#### Task details
Write out each line from the data below that includes the word "subtitle".

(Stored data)
........

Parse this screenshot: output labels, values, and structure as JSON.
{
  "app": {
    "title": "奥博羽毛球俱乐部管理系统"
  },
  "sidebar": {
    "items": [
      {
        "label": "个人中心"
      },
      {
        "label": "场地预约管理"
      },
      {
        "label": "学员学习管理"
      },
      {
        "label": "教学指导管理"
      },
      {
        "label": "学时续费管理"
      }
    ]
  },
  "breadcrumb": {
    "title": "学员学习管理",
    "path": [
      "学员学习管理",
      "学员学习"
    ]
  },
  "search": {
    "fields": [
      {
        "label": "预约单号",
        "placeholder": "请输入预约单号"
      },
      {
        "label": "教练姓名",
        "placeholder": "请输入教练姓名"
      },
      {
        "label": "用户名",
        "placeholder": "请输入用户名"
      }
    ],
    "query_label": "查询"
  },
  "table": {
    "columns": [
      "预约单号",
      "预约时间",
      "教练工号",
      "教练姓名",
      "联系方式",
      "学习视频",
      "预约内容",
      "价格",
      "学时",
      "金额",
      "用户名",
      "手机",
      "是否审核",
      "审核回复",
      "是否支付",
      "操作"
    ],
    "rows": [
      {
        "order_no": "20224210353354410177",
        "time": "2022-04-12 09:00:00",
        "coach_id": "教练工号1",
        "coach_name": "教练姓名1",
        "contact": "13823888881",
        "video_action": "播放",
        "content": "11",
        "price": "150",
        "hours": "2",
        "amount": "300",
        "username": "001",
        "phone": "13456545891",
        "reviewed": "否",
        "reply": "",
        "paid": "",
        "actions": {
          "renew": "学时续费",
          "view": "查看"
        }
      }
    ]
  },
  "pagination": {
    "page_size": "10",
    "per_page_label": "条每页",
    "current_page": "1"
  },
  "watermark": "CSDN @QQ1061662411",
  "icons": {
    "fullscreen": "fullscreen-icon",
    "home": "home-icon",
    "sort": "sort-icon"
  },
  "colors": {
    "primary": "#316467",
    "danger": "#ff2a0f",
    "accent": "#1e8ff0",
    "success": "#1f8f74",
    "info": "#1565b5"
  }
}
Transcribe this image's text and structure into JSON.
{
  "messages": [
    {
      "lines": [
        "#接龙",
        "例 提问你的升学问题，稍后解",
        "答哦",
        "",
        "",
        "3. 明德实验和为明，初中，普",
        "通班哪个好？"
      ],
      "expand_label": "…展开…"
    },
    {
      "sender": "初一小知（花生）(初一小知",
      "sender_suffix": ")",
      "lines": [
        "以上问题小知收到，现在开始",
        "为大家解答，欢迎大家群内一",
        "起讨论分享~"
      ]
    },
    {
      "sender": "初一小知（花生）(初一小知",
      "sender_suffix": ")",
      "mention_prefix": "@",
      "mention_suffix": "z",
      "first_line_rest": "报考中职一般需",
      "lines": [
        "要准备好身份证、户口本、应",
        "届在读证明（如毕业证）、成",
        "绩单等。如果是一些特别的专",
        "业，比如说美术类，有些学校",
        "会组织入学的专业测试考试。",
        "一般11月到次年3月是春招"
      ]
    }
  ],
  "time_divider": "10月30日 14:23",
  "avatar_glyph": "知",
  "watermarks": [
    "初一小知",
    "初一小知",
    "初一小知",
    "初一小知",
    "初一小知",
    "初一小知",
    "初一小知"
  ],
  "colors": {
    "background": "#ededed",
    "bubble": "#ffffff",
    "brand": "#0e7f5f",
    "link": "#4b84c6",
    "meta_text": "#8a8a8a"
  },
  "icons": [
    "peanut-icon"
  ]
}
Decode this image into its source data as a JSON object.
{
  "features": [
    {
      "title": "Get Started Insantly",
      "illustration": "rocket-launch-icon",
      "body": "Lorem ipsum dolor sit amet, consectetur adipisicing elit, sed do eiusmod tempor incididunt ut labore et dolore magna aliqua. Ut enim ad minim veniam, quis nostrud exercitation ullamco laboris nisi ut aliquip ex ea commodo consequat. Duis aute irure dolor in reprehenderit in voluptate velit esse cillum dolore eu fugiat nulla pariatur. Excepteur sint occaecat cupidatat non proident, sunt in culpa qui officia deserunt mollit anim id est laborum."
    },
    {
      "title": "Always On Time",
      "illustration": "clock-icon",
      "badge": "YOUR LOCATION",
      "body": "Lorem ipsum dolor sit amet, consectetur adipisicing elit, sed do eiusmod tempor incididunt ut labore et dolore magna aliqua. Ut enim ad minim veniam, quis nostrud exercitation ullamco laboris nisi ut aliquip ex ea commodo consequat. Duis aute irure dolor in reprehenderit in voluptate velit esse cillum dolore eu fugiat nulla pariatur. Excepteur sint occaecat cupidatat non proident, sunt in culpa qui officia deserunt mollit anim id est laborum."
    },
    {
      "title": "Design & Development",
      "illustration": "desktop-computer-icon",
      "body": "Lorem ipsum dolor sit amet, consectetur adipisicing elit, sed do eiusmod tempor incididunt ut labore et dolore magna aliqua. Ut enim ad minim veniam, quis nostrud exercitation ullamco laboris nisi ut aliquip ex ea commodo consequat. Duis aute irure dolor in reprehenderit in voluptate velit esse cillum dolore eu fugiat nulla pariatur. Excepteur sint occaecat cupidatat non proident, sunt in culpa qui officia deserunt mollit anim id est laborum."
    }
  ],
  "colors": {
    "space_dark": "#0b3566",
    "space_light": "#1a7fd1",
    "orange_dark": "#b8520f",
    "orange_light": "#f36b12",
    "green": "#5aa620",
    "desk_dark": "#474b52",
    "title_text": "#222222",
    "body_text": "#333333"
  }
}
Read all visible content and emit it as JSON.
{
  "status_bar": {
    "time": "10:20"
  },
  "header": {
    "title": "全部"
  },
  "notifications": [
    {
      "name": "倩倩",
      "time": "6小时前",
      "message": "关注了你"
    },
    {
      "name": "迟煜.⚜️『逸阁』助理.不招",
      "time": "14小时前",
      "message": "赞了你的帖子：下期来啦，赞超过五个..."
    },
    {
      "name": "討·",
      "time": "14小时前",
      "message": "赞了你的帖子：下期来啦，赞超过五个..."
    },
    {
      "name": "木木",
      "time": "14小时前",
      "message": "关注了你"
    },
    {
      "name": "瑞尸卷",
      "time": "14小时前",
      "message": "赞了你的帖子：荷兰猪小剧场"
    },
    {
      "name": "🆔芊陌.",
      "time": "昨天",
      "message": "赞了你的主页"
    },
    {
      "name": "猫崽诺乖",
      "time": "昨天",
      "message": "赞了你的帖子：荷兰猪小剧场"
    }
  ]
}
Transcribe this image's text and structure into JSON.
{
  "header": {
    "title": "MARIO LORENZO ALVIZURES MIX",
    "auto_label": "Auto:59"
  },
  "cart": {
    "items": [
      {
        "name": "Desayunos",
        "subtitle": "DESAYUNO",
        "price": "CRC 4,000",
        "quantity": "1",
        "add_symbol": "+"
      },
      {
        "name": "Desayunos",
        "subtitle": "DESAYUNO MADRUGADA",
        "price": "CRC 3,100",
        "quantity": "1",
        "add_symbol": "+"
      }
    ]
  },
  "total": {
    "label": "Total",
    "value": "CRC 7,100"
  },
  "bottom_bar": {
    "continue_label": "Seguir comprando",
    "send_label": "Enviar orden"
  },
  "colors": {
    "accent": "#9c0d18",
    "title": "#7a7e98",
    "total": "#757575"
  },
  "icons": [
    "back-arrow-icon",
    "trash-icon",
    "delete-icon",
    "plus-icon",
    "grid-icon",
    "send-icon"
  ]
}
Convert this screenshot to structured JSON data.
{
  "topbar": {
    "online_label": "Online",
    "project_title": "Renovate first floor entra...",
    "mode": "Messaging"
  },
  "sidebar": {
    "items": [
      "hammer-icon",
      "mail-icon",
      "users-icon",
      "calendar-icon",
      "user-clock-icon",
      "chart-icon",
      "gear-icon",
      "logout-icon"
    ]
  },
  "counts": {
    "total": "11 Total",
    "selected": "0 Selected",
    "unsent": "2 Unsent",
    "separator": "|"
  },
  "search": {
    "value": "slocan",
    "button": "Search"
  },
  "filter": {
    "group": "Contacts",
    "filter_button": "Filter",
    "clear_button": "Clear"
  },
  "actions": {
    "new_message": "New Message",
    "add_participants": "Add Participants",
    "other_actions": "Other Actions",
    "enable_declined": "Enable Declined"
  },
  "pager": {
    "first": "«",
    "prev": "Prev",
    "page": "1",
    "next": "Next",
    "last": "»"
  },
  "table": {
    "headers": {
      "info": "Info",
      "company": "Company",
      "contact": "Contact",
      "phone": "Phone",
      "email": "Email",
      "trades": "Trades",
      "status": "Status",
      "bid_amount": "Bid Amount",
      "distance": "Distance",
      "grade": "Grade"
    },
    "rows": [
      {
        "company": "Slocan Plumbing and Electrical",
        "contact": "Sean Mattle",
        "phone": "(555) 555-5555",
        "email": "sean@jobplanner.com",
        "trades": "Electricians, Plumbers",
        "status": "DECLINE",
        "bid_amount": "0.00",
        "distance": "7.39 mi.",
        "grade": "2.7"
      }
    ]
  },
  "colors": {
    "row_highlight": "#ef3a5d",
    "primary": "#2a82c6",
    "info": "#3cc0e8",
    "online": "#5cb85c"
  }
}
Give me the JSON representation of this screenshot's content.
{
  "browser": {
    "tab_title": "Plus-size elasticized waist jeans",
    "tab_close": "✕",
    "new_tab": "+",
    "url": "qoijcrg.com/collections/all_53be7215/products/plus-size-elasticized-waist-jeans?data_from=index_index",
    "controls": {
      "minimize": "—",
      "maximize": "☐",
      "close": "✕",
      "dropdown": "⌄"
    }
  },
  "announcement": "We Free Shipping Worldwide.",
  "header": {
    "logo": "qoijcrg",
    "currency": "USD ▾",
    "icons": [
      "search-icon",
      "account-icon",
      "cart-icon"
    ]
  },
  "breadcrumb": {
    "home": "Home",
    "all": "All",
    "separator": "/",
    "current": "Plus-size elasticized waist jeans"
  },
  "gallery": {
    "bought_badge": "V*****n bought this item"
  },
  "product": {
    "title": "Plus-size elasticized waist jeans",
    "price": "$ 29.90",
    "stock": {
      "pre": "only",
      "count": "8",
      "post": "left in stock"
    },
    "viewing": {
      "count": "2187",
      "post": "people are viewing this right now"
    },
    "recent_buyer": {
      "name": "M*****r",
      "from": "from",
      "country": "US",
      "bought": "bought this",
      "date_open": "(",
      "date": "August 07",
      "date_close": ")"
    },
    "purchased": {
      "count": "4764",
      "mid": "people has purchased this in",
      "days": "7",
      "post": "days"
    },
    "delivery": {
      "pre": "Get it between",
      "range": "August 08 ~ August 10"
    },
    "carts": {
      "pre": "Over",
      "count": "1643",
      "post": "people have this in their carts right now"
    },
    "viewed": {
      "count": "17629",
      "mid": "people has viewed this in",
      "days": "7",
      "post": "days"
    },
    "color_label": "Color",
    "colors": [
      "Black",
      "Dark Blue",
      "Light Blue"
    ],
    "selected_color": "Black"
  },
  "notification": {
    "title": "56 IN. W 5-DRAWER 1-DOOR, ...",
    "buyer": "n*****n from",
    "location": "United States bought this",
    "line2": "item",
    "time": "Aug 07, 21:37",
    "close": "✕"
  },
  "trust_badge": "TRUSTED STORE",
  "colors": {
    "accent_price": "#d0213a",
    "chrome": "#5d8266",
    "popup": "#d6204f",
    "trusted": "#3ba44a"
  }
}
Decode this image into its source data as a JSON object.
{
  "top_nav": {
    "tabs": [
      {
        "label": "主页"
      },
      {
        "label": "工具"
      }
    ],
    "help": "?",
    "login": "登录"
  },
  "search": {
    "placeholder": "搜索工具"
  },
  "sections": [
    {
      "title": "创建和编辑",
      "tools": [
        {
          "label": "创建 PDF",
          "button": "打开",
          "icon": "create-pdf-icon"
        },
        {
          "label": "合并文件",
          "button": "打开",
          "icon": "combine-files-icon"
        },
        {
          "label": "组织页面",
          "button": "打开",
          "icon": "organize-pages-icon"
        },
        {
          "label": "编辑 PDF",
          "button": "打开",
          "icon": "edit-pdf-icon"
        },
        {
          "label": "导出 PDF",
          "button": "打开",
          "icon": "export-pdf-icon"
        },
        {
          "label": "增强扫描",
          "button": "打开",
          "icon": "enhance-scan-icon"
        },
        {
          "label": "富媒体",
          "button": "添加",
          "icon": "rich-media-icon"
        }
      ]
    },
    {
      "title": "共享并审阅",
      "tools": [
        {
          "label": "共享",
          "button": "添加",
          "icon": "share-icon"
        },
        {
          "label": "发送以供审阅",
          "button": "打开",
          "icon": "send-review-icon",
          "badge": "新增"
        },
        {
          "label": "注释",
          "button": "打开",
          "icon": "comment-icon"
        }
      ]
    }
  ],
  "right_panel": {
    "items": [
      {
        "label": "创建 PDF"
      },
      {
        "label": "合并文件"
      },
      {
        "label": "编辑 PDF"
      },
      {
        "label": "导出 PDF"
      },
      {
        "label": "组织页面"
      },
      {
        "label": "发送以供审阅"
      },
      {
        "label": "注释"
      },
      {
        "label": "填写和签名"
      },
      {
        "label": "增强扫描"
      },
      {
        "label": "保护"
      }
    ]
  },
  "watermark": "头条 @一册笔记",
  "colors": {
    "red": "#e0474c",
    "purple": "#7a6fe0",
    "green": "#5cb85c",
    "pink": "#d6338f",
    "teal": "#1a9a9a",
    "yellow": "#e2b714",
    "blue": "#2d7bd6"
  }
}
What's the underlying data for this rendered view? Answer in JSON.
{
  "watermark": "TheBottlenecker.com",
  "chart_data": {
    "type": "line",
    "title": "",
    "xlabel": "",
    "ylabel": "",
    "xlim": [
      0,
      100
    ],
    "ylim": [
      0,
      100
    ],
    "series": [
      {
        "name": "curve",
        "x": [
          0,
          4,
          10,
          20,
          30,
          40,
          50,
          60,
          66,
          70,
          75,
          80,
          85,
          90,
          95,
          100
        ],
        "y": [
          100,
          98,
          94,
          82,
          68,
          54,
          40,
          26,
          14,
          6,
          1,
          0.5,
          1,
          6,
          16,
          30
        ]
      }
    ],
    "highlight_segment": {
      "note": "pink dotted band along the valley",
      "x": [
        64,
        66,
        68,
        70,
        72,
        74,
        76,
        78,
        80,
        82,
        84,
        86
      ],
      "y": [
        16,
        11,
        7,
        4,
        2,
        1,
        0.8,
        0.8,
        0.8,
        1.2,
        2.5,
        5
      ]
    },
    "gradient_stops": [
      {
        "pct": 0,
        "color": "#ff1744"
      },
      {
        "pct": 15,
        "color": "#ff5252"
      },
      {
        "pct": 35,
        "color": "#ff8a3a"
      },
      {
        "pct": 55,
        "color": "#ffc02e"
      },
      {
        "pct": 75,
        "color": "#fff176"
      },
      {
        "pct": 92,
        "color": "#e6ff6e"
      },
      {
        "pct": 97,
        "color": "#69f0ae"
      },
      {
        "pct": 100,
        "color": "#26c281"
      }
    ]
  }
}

........

#### Output of the exercise
        "subtitle": "DESAYUNO",
        "subtitle": "DESAYUNO MADRUGADA",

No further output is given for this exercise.